## WORK REQUIRED
Copy the records below exactly as they appear.

++++ DATA PROVIDED

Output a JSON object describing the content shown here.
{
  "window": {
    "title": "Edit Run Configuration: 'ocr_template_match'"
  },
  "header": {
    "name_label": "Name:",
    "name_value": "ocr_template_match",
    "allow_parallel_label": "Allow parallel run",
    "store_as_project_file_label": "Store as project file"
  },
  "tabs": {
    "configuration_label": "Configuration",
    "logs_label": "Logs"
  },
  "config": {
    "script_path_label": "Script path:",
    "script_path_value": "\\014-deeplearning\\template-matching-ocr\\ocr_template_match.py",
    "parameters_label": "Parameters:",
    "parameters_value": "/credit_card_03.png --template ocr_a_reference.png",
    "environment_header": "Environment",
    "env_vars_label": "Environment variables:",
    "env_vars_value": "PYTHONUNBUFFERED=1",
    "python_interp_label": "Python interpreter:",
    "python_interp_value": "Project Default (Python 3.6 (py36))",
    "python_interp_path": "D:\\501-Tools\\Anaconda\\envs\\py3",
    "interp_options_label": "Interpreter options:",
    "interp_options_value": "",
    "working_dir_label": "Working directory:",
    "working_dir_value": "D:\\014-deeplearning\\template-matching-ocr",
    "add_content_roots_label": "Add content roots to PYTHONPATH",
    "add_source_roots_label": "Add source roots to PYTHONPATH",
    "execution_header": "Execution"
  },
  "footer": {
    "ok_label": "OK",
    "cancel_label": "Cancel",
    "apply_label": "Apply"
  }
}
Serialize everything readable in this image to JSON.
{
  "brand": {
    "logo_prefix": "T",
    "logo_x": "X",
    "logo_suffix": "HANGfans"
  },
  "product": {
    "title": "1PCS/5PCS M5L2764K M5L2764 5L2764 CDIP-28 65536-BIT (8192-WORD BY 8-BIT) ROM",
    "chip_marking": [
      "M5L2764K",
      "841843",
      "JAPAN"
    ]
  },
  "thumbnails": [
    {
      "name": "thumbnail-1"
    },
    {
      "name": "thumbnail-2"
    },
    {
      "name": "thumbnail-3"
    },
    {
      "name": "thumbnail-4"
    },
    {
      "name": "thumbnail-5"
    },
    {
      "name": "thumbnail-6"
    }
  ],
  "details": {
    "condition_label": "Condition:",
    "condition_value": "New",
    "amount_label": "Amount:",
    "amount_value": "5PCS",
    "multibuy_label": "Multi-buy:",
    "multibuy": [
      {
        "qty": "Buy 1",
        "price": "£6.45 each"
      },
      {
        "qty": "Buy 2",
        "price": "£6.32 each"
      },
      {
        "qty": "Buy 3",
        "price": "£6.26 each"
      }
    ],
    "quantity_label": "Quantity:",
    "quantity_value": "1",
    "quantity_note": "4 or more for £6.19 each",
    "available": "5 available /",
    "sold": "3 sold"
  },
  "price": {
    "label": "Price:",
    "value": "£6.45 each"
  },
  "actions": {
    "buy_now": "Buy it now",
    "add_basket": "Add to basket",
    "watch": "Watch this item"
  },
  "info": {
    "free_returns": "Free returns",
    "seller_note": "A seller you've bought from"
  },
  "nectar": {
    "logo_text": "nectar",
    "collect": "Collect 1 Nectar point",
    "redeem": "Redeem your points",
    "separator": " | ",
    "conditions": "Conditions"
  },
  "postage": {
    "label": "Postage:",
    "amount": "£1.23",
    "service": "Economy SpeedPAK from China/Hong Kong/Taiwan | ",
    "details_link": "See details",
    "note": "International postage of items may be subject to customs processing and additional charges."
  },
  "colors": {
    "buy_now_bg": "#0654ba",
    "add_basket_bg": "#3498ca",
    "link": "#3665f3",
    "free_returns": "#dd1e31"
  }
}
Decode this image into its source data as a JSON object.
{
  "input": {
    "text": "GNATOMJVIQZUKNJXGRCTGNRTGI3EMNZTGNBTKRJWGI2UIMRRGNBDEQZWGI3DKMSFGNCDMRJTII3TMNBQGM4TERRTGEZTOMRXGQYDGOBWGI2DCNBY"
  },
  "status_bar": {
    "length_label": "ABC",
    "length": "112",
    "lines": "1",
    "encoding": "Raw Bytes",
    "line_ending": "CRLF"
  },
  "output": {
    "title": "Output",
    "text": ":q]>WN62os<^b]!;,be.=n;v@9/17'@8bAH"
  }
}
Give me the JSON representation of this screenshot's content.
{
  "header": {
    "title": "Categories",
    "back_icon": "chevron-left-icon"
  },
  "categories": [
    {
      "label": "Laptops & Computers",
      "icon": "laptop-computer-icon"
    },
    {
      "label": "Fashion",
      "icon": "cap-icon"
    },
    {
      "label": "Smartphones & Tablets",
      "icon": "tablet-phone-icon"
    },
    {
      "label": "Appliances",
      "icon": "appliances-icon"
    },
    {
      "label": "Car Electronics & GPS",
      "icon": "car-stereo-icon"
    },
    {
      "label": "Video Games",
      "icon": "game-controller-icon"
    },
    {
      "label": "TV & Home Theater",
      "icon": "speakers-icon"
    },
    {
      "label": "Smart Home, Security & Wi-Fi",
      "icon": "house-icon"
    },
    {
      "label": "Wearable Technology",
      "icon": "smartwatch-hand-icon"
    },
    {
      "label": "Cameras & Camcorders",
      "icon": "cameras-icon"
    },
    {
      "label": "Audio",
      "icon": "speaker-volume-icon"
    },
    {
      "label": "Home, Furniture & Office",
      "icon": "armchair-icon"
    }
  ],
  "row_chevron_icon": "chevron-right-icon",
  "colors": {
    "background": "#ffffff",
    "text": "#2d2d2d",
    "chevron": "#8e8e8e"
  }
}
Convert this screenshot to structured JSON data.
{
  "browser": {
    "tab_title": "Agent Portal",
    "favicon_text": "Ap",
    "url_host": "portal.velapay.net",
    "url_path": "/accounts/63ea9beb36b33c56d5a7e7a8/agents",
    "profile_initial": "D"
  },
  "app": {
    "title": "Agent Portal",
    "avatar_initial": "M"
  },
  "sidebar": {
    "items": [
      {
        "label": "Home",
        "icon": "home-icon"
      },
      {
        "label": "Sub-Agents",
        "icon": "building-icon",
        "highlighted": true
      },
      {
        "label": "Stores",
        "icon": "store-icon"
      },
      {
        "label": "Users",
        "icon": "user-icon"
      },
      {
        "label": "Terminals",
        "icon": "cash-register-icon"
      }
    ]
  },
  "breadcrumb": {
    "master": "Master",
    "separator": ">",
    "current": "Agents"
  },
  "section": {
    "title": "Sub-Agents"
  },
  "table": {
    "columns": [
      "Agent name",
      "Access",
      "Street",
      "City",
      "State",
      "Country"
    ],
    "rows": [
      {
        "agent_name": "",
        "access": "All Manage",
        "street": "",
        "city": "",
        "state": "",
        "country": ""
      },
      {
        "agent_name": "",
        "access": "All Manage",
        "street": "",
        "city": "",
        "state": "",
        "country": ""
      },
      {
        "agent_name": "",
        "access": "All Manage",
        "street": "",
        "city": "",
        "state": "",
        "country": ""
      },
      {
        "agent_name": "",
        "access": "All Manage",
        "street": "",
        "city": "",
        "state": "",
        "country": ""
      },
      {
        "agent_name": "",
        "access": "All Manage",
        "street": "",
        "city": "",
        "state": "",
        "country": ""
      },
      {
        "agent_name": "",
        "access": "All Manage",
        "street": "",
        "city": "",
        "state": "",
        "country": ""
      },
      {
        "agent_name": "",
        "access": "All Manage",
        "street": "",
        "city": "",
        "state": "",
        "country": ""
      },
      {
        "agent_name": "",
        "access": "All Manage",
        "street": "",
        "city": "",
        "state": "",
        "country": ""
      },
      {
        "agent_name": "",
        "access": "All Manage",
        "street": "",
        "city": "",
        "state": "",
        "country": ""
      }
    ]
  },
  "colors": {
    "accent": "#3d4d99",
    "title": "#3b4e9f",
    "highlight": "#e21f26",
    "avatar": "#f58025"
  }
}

++++++++

## WRITTEN SOLUTION
Output a JSON object describing the content shown here.
{
  "window": {
    "title": "Edit Run Configuration: 'ocr_template_match'"
  },
  "header": {
    "name_label": "Name:",
    "name_value": "ocr_template_match",
    "allow_parallel_label": "Allow parallel run",
    "store_as_project_file_label": "Store as project file"
  },
  "tabs": {
    "configuration_label": "Configuration",
    "logs_label": "Logs"
  },
  "config": {
    "script_path_label": "Script path:",
    "script_path_value": "\\014-deeplearning\\template-matching-ocr\\ocr_template_match.py",
    "parameters_label": "Parameters:",
    "parameters_value": "/credit_card_03.png --template ocr_a_reference.png",
    "environment_header": "Environment",
    "env_vars_label": "Environment variables:",
    "env_vars_value": "PYTHONUNBUFFERED=1",
    "python_interp_label": "Python interpreter:",
    "python_interp_value": "Project Default (Python 3.6 (py36))",
    "python_interp_path": "D:\\501-Tools\\Anaconda\\envs\\py3",
    "interp_options_label": "Interpreter options:",
    "interp_options_value": "",
    "working_dir_label": "Working directory:",
    "working_dir_value": "D:\\014-deeplearning\\template-matching-ocr",
    "add_content_roots_label": "Add content roots to PYTHONPATH",
    "add_source_roots_label": "Add source roots to PYTHONPATH",
    "execution_header": "Execution"
  },
  "footer": {
    "ok_label": "OK",
    "cancel_label": "Cancel",
    "apply_label": "Apply"
  }
}
Serialize everything readable in this image to JSON.
{
  "brand": {
    "logo_prefix": "T",
    "logo_x": "X",
    "logo_suffix": "HANGfans"
  },
  "product": {
    "title": "1PCS/5PCS M5L2764K M5L2764 5L2764 CDIP-28 65536-BIT (8192-WORD BY 8-BIT) ROM",
    "chip_marking": [
      "M5L2764K",
      "841843",
      "JAPAN"
    ]
  },
  "thumbnails": [
    {
      "name": "thumbnail-1"
    },
    {
      "name": "thumbnail-2"
    },
    {
      "name": "thumbnail-3"
    },
    {
      "name": "thumbnail-4"
    },
    {
      "name": "thumbnail-5"
    },
    {
      "name": "thumbnail-6"
    }
  ],
  "details": {
    "condition_label": "Condition:",
    "condition_value": "New",
    "amount_label": "Amount:",
    "amount_value": "5PCS",
    "multibuy_label": "Multi-buy:",
    "multibuy": [
      {
        "qty": "Buy 1",
        "price": "£6.45 each"
      },
      {
        "qty": "Buy 2",
        "price": "£6.32 each"
      },
      {
        "qty": "Buy 3",
        "price": "£6.26 each"
      }
    ],
    "quantity_label": "Quantity:",
    "quantity_value": "1",
    "quantity_note": "4 or more for £6.19 each",
    "available": "5 available /",
    "sold": "3 sold"
  },
  "price": {
    "label": "Price:",
    "value": "£6.45 each"
  },
  "actions": {
    "buy_now": "Buy it now",
    "add_basket": "Add to basket",
    "watch": "Watch this item"
  },
  "info": {
    "free_returns": "Free returns",
    "seller_note": "A seller you've bought from"
  },
  "nectar": {
    "logo_text": "nectar",
    "collect": "Collect 1 Nectar point",
    "redeem": "Redeem your points",
    "separator": " | ",
    "conditions": "Conditions"
  },
  "postage": {
    "label": "Postage:",
    "amount": "£1.23",
    "service": "Economy SpeedPAK from China/Hong Kong/Taiwan | ",
    "details_link": "See details",
    "note": "International postage of items may be subject to customs processing and additional charges."
  },
  "colors": {
    "buy_now_bg": "#0654ba",
    "add_basket_bg": "#3498ca",
    "link": "#3665f3",
    "free_returns": "#dd1e31"
  }
}
Decode this image into its source data as a JSON object.
{
  "input": {
    "text": "GNATOMJVIQZUKNJXGRCTGNRTGI3EMNZTGNBTKRJWGI2UIMRRGNBDEQZWGI3DKMSFGNCDMRJTII3TMNBQGM4TERRTGEZTOMRXGQYDGOBWGI2DCNBY"
  },
  "status_bar": {
    "length_label": "ABC",
    "length": "112",
    "lines": "1",
    "encoding": "Raw Bytes",
    "line_ending": "CRLF"
  },
  "output": {
    "title": "Output",
    "text": ":q]>WN62os<^b]!;,be.=n;v@9/17'@8bAH"
  }
}
Give me the JSON representation of this screenshot's content.
{
  "header": {
    "title": "Categories",
    "back_icon": "chevron-left-icon"
  },
  "categories": [
    {
      "label": "Laptops & Computers",
      "icon": "laptop-computer-icon"
    },
    {
      "label": "Fashion",
      "icon": "cap-icon"
    },
    {
      "label": "Smartphones & Tablets",
      "icon": "tablet-phone-icon"
    },
    {
      "label": "Appliances",
      "icon": "appliances-icon"
    },
    {
      "label": "Car Electronics & GPS",
      "icon": "car-stereo-icon"
    },
    {
      "label": "Video Games",
      "icon": "game-controller-icon"
    },
    {
      "label": "TV & Home Theater",
      "icon": "speakers-icon"
    },
    {
      "label": "Smart Home, Security & Wi-Fi",
      "icon": "house-icon"
    },
    {
      "label": "Wearable Technology",
      "icon": "smartwatch-hand-icon"
    },
    {
      "label": "Cameras & Camcorders",
      "icon": "cameras-icon"
    },
    {
      "label": "Audio",
      "icon": "speaker-volume-icon"
    },
    {
      "label": "Home, Furniture & Office",
      "icon": "armchair-icon"
    }
  ],
  "row_chevron_icon": "chevron-right-icon",
  "colors": {
    "background": "#ffffff",
    "text": "#2d2d2d",
    "chevron": "#8e8e8e"
  }
}
Convert this screenshot to structured JSON data.
{
  "browser": {
    "tab_title": "Agent Portal",
    "favicon_text": "Ap",
    "url_host": "portal.velapay.net",
    "url_path": "/accounts/63ea9beb36b33c56d5a7e7a8/agents",
    "profile_initial": "D"
  },
  "app": {
    "title": "Agent Portal",
    "avatar_initial": "M"
  },
  "sidebar": {
    "items": [
      {
        "label": "Home",
        "icon": "home-icon"
      },
      {
        "label": "Sub-Agents",
        "icon": "building-icon",
        "highlighted": true
      },
      {
        "label": "Stores",
        "icon": "store-icon"
      },
      {
        "label": "Users",
        "icon": "user-icon"
      },
      {
        "label": "Terminals",
        "icon": "cash-register-icon"
      }
    ]
  },
  "breadcrumb": {
    "master": "Master",
    "separator": ">",
    "current": "Agents"
  },
  "section": {
    "title": "Sub-Agents"
  },
  "table": {
    "columns": [
      "Agent name",
      "Access",
      "Street",
      "City",
      "State",
      "Country"
    ],
    "rows": [
      {
        "agent_name": "",
        "access": "All Manage",
        "street": "",
        "city": "",
        "state": "",
        "country": ""
      },
      {
        "agent_name": "",
        "access": "All Manage",
        "street": "",
        "city": "",
        "state": "",
        "country": ""
      },
      {
        "agent_name": "",
        "access": "All Manage",
        "street": "",
        "city": "",
        "state": "",
        "country": ""
      },
      {
        "agent_name": "",
        "access": "All Manage",
        "street": "",
        "city": "",
        "state": "",
        "country": ""
      },
      {
        "agent_name": "",
        "access": "All Manage",
        "street": "",
        "city": "",
        "state": "",
        "country": ""
      },
      {
        "agent_name": "",
        "access": "All Manage",
        "street": "",
        "city": "",
        "state": "",
        "country": ""
      },
      {
        "agent_name": "",
        "access": "All Manage",
        "street": "",
        "city": "",
        "state": "",
        "country": ""
      },
      {
        "agent_name": "",
        "access": "All Manage",
        "street": "",
        "city": "",
        "state": "",
        "country": ""
      },
      {
        "agent_name": "",
        "access": "All Manage",
        "street": "",
        "city": "",
        "state": "",
        "country": ""
      }
    ]
  },
  "colors": {
    "accent": "#3d4d99",
    "title": "#3b4e9f",
    "highlight": "#e21f26",
    "avatar": "#f58025"
  }
}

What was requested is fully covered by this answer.